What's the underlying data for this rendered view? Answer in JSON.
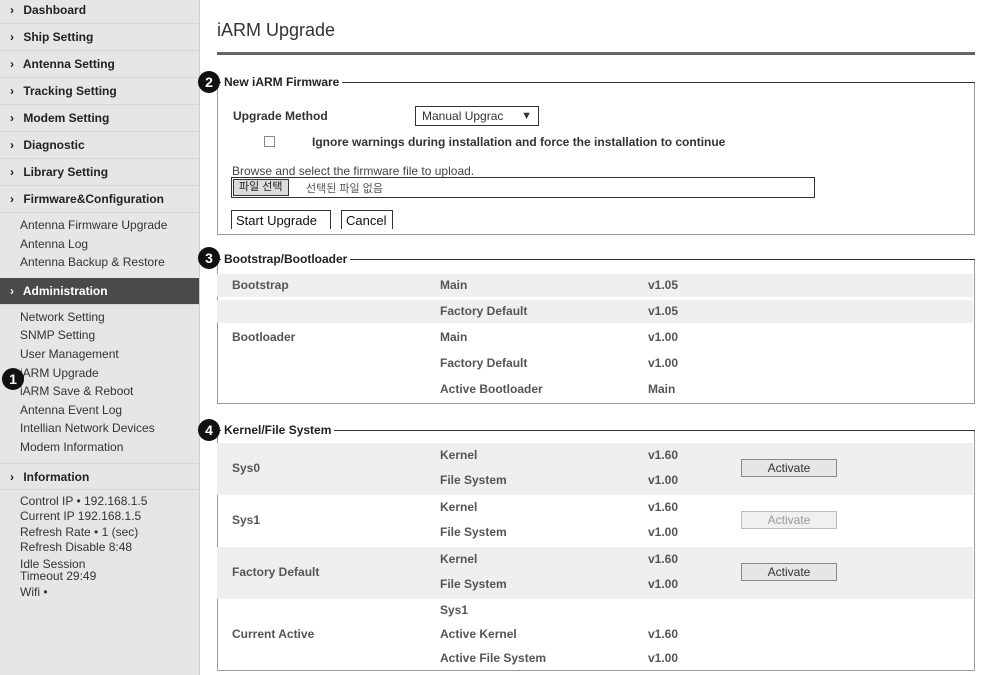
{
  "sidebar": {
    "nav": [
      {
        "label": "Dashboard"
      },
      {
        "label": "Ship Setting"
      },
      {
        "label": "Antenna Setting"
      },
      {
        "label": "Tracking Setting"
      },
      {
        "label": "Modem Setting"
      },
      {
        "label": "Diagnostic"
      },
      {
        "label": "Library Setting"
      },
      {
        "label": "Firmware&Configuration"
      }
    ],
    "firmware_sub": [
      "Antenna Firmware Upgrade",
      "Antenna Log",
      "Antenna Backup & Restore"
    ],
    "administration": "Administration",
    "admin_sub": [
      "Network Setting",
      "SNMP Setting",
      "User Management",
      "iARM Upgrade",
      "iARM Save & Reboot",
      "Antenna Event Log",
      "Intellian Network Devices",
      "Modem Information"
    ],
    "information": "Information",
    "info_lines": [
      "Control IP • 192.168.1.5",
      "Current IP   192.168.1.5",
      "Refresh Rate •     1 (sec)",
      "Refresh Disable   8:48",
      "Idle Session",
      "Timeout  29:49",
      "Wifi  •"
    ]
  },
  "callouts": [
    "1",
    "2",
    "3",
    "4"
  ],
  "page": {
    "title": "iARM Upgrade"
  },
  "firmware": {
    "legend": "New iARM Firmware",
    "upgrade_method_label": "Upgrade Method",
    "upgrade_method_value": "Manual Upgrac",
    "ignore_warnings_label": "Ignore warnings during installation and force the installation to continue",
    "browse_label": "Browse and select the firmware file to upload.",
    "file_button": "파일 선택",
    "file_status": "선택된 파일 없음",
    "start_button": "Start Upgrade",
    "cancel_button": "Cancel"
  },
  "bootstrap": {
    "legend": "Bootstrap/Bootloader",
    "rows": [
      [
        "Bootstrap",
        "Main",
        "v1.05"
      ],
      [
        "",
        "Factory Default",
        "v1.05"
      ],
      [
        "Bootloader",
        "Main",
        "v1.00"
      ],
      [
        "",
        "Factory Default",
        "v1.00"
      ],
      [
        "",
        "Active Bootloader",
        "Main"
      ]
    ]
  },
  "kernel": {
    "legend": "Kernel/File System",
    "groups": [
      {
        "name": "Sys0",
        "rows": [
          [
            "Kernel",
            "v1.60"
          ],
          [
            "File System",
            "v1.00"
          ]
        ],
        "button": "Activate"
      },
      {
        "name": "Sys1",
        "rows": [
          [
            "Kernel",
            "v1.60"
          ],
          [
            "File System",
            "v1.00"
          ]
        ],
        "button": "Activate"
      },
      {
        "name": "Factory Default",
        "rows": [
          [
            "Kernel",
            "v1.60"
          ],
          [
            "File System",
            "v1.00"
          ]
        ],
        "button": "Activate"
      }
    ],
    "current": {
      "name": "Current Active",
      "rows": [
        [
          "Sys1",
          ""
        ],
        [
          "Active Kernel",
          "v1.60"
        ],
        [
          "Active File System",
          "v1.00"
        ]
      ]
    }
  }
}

════════

Task goal: Pull out and copy each line containing the string "Information".

Task output:
      "Modem Information"
    "information": "Information",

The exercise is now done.